*WHAT THE EXERCISE ASKS*: Extract the lines that carry the string "полученные" from the listing.

*DATA FOR THIS EXERCISE*:
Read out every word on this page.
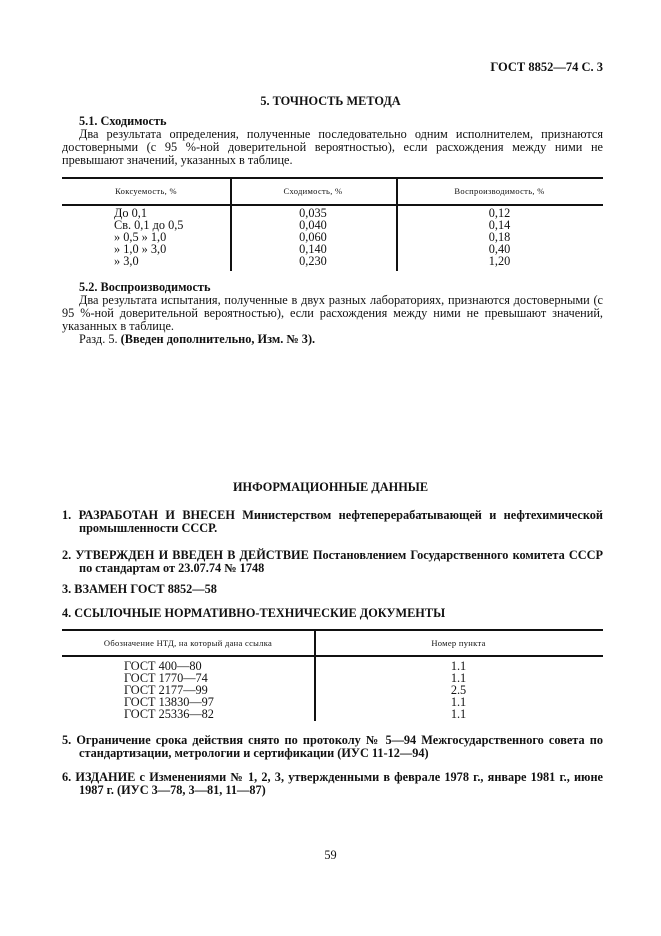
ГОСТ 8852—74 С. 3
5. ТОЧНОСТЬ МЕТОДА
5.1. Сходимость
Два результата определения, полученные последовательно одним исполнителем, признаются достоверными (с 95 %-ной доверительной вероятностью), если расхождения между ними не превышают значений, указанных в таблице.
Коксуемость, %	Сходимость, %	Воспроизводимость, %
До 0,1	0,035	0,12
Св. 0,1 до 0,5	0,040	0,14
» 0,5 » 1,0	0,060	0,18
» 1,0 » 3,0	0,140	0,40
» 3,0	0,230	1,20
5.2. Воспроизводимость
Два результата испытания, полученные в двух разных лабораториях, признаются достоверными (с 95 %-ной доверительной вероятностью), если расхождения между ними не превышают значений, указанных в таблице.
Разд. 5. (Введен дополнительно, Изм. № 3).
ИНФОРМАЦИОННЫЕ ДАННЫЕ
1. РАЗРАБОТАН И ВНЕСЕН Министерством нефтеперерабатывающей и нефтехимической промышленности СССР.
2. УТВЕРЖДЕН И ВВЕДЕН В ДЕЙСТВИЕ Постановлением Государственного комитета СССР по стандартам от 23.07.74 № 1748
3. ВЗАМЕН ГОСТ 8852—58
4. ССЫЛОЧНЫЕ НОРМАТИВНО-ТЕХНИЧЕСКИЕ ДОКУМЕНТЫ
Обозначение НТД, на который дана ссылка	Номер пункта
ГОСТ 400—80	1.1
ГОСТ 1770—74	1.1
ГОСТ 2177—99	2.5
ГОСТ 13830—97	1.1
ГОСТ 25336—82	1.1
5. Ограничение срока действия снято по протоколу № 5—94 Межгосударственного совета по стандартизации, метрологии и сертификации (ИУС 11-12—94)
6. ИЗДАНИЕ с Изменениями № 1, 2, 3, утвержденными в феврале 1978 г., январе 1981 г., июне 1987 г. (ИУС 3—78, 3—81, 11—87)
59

...

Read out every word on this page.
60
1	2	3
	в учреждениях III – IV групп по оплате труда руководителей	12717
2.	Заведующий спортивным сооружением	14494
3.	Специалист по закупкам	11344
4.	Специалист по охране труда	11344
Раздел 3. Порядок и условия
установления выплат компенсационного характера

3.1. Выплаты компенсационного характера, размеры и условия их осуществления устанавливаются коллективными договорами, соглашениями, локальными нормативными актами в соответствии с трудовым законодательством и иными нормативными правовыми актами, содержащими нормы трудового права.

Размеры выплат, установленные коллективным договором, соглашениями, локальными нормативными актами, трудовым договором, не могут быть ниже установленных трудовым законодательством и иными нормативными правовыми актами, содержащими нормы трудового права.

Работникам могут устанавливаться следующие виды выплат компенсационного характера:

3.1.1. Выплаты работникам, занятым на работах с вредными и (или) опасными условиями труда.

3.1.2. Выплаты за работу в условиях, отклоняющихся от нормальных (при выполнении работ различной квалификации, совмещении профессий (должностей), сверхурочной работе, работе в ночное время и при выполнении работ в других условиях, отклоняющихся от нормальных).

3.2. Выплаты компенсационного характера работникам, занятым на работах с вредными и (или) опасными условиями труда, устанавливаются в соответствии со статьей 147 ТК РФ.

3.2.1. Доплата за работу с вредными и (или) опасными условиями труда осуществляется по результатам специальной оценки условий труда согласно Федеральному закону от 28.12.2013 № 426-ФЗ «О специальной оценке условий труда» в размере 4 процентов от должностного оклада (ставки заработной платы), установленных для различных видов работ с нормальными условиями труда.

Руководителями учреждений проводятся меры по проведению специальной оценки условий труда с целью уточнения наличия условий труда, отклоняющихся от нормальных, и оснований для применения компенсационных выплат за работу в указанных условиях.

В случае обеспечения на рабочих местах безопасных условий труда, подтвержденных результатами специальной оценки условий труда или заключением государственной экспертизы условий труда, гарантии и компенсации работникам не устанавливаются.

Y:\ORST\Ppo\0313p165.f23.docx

*COMPLETE OUTPUT*:
Два результата определения, полученные последовательно одним исполнителем, признаются достоверными (с 95 %-ной доверительной вероятностью), если расхождения между ними не превышают значений, указанных в таблице.
Два результата испытания, полученные в двух разных лабораториях, признаются достоверными (с 95 %-ной доверительной вероятностью), если расхождения между ними не превышают значений, указанных в таблице.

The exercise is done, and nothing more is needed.